### Extracted material
★ ★ ★

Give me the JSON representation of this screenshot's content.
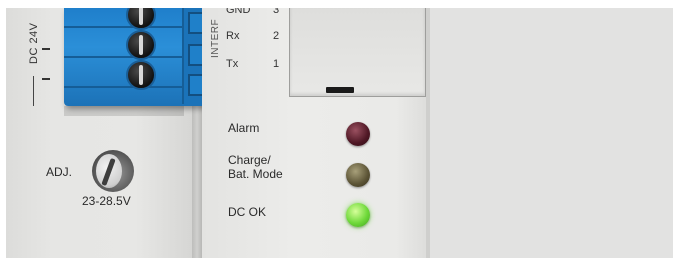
{
  "device": {
    "left_module": {
      "vertical_label": "DC 24V",
      "adjust_label": "ADJ.",
      "adjust_range": "23-28.5V"
    },
    "interface": {
      "vertical_label": "INTERF",
      "pins": [
        {
          "name": "GND",
          "number": "3"
        },
        {
          "name": "Rx",
          "number": "2"
        },
        {
          "name": "Tx",
          "number": "1"
        }
      ]
    },
    "indicators": [
      {
        "label": "Alarm",
        "state": "off",
        "color": "#4e1724"
      },
      {
        "label": "Charge/\nBat. Mode",
        "state": "off",
        "color": "#5b5335"
      },
      {
        "label": "DC OK",
        "state": "on",
        "color": "#6fd93a"
      }
    ],
    "colors": {
      "terminal_block": "#1f7fcb",
      "housing": "#e9e9e8",
      "background": "#e2e2e1"
    }
  }
}
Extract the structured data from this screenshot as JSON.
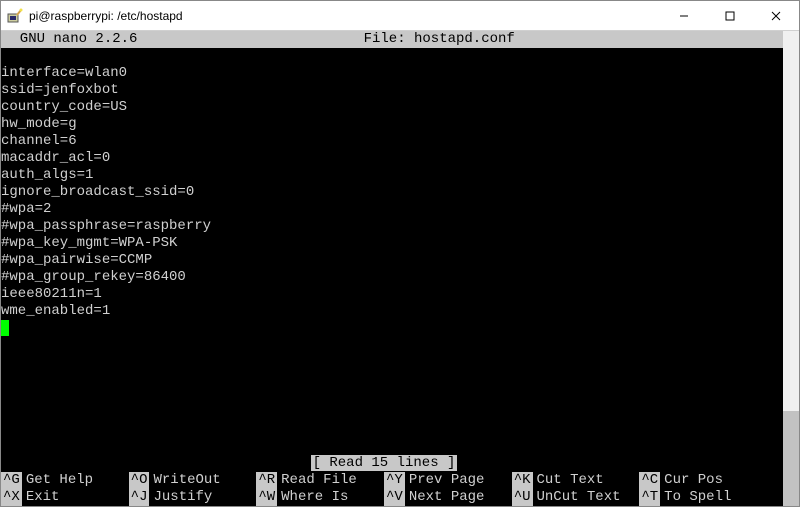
{
  "window": {
    "title": "pi@raspberrypi: /etc/hostapd"
  },
  "nano": {
    "program": "  GNU nano 2.2.6",
    "file_label": "File: hostapd.conf"
  },
  "editor_lines": [
    "interface=wlan0",
    "ssid=jenfoxbot",
    "country_code=US",
    "hw_mode=g",
    "channel=6",
    "macaddr_acl=0",
    "auth_algs=1",
    "ignore_broadcast_ssid=0",
    "#wpa=2",
    "#wpa_passphrase=raspberry",
    "#wpa_key_mgmt=WPA-PSK",
    "#wpa_pairwise=CCMP",
    "#wpa_group_rekey=86400",
    "ieee80211n=1",
    "wme_enabled=1"
  ],
  "status": "[ Read 15 lines ]",
  "shortcuts_row1": [
    {
      "key": "^G",
      "label": "Get Help"
    },
    {
      "key": "^O",
      "label": "WriteOut"
    },
    {
      "key": "^R",
      "label": "Read File"
    },
    {
      "key": "^Y",
      "label": "Prev Page"
    },
    {
      "key": "^K",
      "label": "Cut Text"
    },
    {
      "key": "^C",
      "label": "Cur Pos"
    }
  ],
  "shortcuts_row2": [
    {
      "key": "^X",
      "label": "Exit"
    },
    {
      "key": "^J",
      "label": "Justify"
    },
    {
      "key": "^W",
      "label": "Where Is"
    },
    {
      "key": "^V",
      "label": "Next Page"
    },
    {
      "key": "^U",
      "label": "UnCut Text"
    },
    {
      "key": "^T",
      "label": "To Spell"
    }
  ],
  "scrollbar": {
    "thumb_top_pct": 80,
    "thumb_height_pct": 20
  }
}
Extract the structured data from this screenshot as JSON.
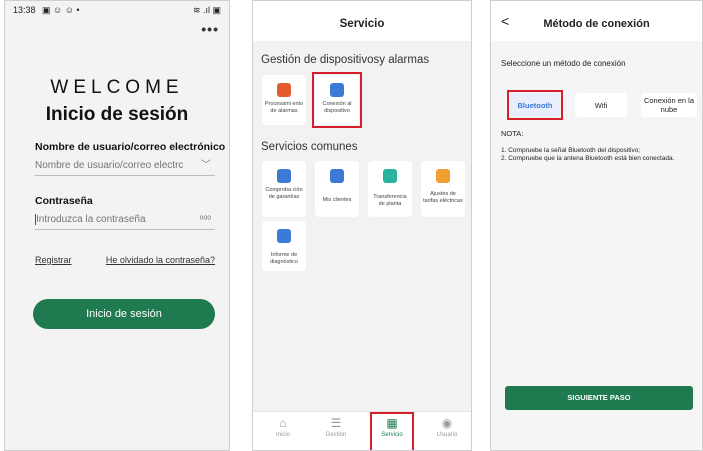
{
  "login": {
    "status_time": "13:38",
    "status_icons": "▣ ☺ ☺ •",
    "status_right": "≋ .ıl ▣",
    "menu": "•••",
    "welcome": "WELCOME",
    "title": "Inicio de sesión",
    "username_label": "Nombre de usuario/correo electrónico",
    "username_placeholder": "Nombre de usuario/correo electrc",
    "password_label": "Contraseña",
    "password_placeholder": "Introduzca la contraseña",
    "password_toggle": "ᵒᵒᵒ",
    "register": "Registrar",
    "forgot": "He olvidado la contraseña?",
    "login_button": "Inicio de sesión"
  },
  "servicio": {
    "title": "Servicio",
    "section1": "Gestión de dispositivosy alarmas",
    "tiles1": [
      {
        "label": "Procesami ento de alarmas",
        "color": "#e35b2a"
      },
      {
        "label": "Conexión al dispositivo",
        "color": "#3b7bd6"
      }
    ],
    "section2": "Servicios comunes",
    "tiles2": [
      {
        "label": "Comproba ción de garantías",
        "color": "#3b7bd6"
      },
      {
        "label": "Mis clientes",
        "color": "#3b7bd6"
      },
      {
        "label": "Transferencia de planta",
        "color": "#2bb3a0"
      },
      {
        "label": "Ajustes de tarifas eléctricas",
        "color": "#f0a030"
      },
      {
        "label": "Informe de diagnóstico",
        "color": "#3b7bd6"
      }
    ],
    "tabs": [
      {
        "label": "Inicio",
        "icon": "⌂"
      },
      {
        "label": "Gestión",
        "icon": "☰"
      },
      {
        "label": "Servicio",
        "icon": "▦"
      },
      {
        "label": "Usuario",
        "icon": "◉"
      }
    ],
    "active_tab_color": "#1f7a50",
    "highlight_color": "#d4202a"
  },
  "conexion": {
    "back": "<",
    "title": "Método de conexión",
    "prompt": "Seleccione un método de conexión",
    "options": [
      "Bluetooth",
      "Wifi",
      "Conexión en la nube"
    ],
    "note_label": "NOTA:",
    "note_line1": "1. Compruebe la señal Bluetooth del dispositivo;",
    "note_line2": "2. Compruebe que la antena Bluetooth está bien conectada.",
    "next_button": "SIGUIENTE PASO"
  }
}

★ ★ ★

### Request
Every record above should be written out again exactly; the pictures stay out of the copy.

### Output for this exercise
Give me the JSON representation of this screenshot's content.
{
  "device": {
    "left_module": {
      "vertical_label": "DC 24V",
      "adjust_label": "ADJ.",
      "adjust_range": "23-28.5V"
    },
    "interface": {
      "vertical_label": "INTERF",
      "pins": [
        {
          "name": "GND",
          "number": "3"
        },
        {
          "name": "Rx",
          "number": "2"
        },
        {
          "name": "Tx",
          "number": "1"
        }
      ]
    },
    "indicators": [
      {
        "label": "Alarm",
        "state": "off",
        "color": "#4e1724"
      },
      {
        "label": "Charge/\nBat. Mode",
        "state": "off",
        "color": "#5b5335"
      },
      {
        "label": "DC OK",
        "state": "on",
        "color": "#6fd93a"
      }
    ],
    "colors": {
      "terminal_block": "#1f7fcb",
      "housing": "#e9e9e8",
      "background": "#e2e2e1"
    }
  }
}
Extract the structured data from this screenshot as JSON.
{
  "window": {
    "title": "pi@raspberrypi: /etc/hostapd"
  },
  "nano": {
    "program": "  GNU nano 2.2.6",
    "file_label": "File: hostapd.conf"
  },
  "editor_lines": [
    "interface=wlan0",
    "ssid=jenfoxbot",
    "country_code=US",
    "hw_mode=g",
    "channel=6",
    "macaddr_acl=0",
    "auth_algs=1",
    "ignore_broadcast_ssid=0",
    "#wpa=2",
    "#wpa_passphrase=raspberry",
    "#wpa_key_mgmt=WPA-PSK",
    "#wpa_pairwise=CCMP",
    "#wpa_group_rekey=86400",
    "ieee80211n=1",
    "wme_enabled=1"
  ],
  "status": "[ Read 15 lines ]",
  "shortcuts_row1": [
    {
      "key": "^G",
      "label": "Get Help"
    },
    {
      "key": "^O",
      "label": "WriteOut"
    },
    {
      "key": "^R",
      "label": "Read File"
    },
    {
      "key": "^Y",
      "label": "Prev Page"
    },
    {
      "key": "^K",
      "label": "Cut Text"
    },
    {
      "key": "^C",
      "label": "Cur Pos"
    }
  ],
  "shortcuts_row2": [
    {
      "key": "^X",
      "label": "Exit"
    },
    {
      "key": "^J",
      "label": "Justify"
    },
    {
      "key": "^W",
      "label": "Where Is"
    },
    {
      "key": "^V",
      "label": "Next Page"
    },
    {
      "key": "^U",
      "label": "UnCut Text"
    },
    {
      "key": "^T",
      "label": "To Spell"
    }
  ],
  "scrollbar": {
    "thumb_top_pct": 80,
    "thumb_height_pct": 20
  }
}
Extract the structured data from this screenshot as JSON.
{
  "login": {
    "status_time": "13:38",
    "status_icons": "▣ ☺ ☺ •",
    "status_right": "≋ .ıl ▣",
    "menu": "•••",
    "welcome": "WELCOME",
    "title": "Inicio de sesión",
    "username_label": "Nombre de usuario/correo electrónico",
    "username_placeholder": "Nombre de usuario/correo electrc",
    "password_label": "Contraseña",
    "password_placeholder": "Introduzca la contraseña",
    "password_toggle": "ᵒᵒᵒ",
    "register": "Registrar",
    "forgot": "He olvidado la contraseña?",
    "login_button": "Inicio de sesión"
  },
  "servicio": {
    "title": "Servicio",
    "section1": "Gestión de dispositivosy alarmas",
    "tiles1": [
      {
        "label": "Procesami ento de alarmas",
        "color": "#e35b2a"
      },
      {
        "label": "Conexión al dispositivo",
        "color": "#3b7bd6"
      }
    ],
    "section2": "Servicios comunes",
    "tiles2": [
      {
        "label": "Comproba ción de garantías",
        "color": "#3b7bd6"
      },
      {
        "label": "Mis clientes",
        "color": "#3b7bd6"
      },
      {
        "label": "Transferencia de planta",
        "color": "#2bb3a0"
      },
      {
        "label": "Ajustes de tarifas eléctricas",
        "color": "#f0a030"
      },
      {
        "label": "Informe de diagnóstico",
        "color": "#3b7bd6"
      }
    ],
    "tabs": [
      {
        "label": "Inicio",
        "icon": "⌂"
      },
      {
        "label": "Gestión",
        "icon": "☰"
      },
      {
        "label": "Servicio",
        "icon": "▦"
      },
      {
        "label": "Usuario",
        "icon": "◉"
      }
    ],
    "active_tab_color": "#1f7a50",
    "highlight_color": "#d4202a"
  },
  "conexion": {
    "back": "<",
    "title": "Método de conexión",
    "prompt": "Seleccione un método de conexión",
    "options": [
      "Bluetooth",
      "Wifi",
      "Conexión en la nube"
    ],
    "note_label": "NOTA:",
    "note_line1": "1. Compruebe la señal Bluetooth del dispositivo;",
    "note_line2": "2. Compruebe que la antena Bluetooth está bien conectada.",
    "next_button": "SIGUIENTE PASO"
  }
}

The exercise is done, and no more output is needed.